From the entries below, copy out every line with "this" in it.

**Dataset excerpts:**

========================

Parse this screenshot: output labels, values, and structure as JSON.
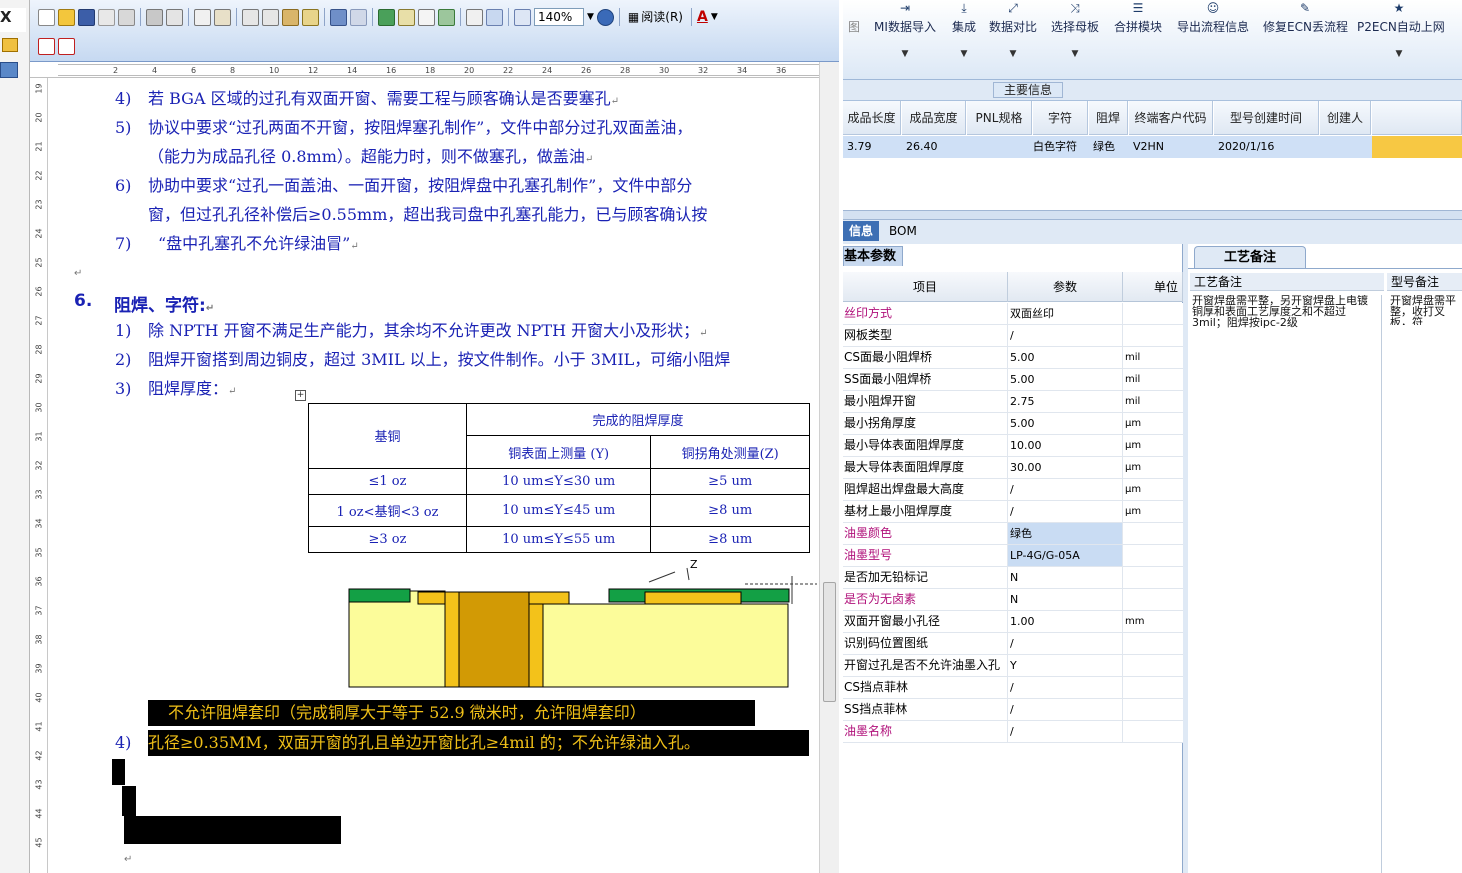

========================

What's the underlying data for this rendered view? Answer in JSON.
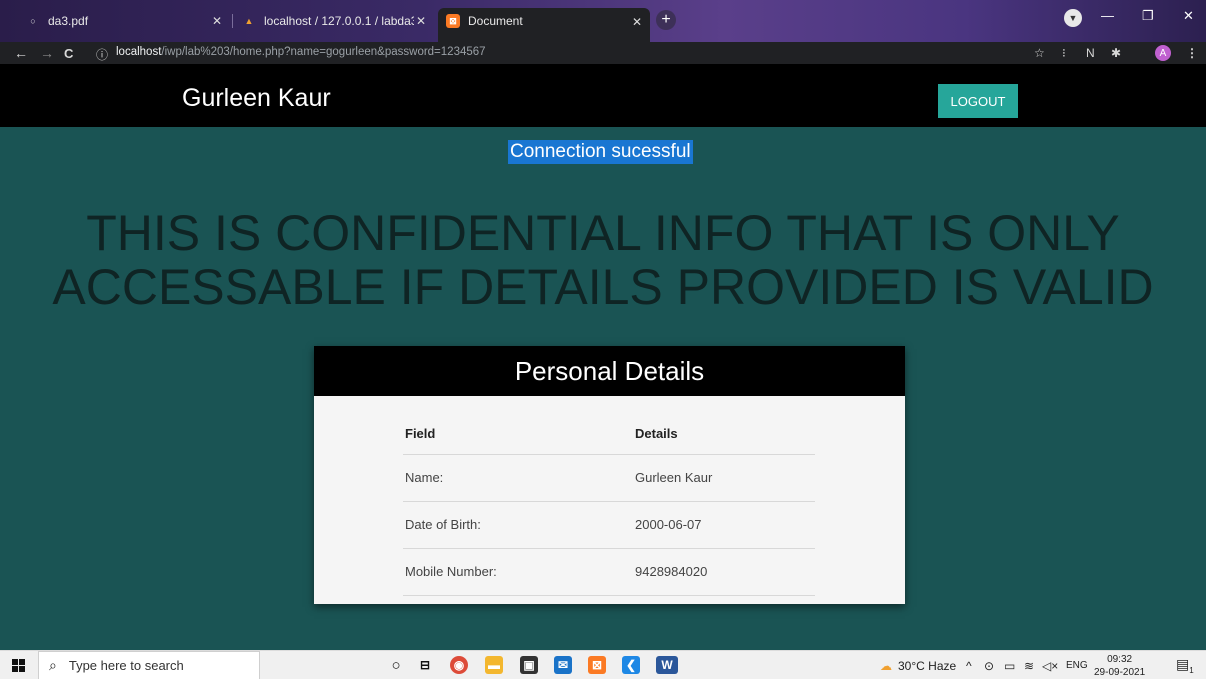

========================

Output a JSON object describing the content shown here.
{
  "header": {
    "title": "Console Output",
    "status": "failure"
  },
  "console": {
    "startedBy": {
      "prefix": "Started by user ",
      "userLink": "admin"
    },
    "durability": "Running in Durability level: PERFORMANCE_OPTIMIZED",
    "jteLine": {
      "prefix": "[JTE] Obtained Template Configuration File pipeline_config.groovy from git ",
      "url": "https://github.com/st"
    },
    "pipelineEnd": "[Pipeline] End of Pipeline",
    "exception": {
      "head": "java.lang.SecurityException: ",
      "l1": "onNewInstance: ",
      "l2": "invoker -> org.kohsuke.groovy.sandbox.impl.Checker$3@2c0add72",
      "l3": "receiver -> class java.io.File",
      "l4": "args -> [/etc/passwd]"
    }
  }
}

========================

**Response:**
Parse this screenshot: output labels, values, and structure as JSON.
What's the underlying data for this rendered view? Answer in JSON.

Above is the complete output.